> EXERCISE DESCRIPTION
Repeat the whole listing exactly as written.

> DATASET RECORDS

····················

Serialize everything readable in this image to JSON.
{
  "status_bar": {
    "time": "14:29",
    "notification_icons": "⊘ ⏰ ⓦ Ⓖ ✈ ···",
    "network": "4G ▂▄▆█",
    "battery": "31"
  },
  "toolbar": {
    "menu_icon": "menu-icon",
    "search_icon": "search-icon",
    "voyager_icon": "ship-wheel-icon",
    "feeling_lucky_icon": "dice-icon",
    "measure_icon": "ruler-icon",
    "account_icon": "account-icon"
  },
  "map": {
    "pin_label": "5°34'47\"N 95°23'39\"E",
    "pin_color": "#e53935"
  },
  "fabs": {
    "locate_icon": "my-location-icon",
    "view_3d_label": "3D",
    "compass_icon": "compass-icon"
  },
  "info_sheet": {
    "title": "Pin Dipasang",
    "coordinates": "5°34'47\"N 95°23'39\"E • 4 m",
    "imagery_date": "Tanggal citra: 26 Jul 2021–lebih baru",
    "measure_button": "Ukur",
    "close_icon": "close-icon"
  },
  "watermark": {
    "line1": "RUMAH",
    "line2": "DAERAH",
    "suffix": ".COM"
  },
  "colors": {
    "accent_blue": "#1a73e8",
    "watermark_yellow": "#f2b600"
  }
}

····················

> THE COMPLETED TASK
Serialize everything readable in this image to JSON.
{
  "status_bar": {
    "time": "14:29",
    "notification_icons": "⊘ ⏰ ⓦ Ⓖ ✈ ···",
    "network": "4G ▂▄▆█",
    "battery": "31"
  },
  "toolbar": {
    "menu_icon": "menu-icon",
    "search_icon": "search-icon",
    "voyager_icon": "ship-wheel-icon",
    "feeling_lucky_icon": "dice-icon",
    "measure_icon": "ruler-icon",
    "account_icon": "account-icon"
  },
  "map": {
    "pin_label": "5°34'47\"N 95°23'39\"E",
    "pin_color": "#e53935"
  },
  "fabs": {
    "locate_icon": "my-location-icon",
    "view_3d_label": "3D",
    "compass_icon": "compass-icon"
  },
  "info_sheet": {
    "title": "Pin Dipasang",
    "coordinates": "5°34'47\"N 95°23'39\"E • 4 m",
    "imagery_date": "Tanggal citra: 26 Jul 2021–lebih baru",
    "measure_button": "Ukur",
    "close_icon": "close-icon"
  },
  "watermark": {
    "line1": "RUMAH",
    "line2": "DAERAH",
    "suffix": ".COM"
  },
  "colors": {
    "accent_blue": "#1a73e8",
    "watermark_yellow": "#f2b600"
  }
}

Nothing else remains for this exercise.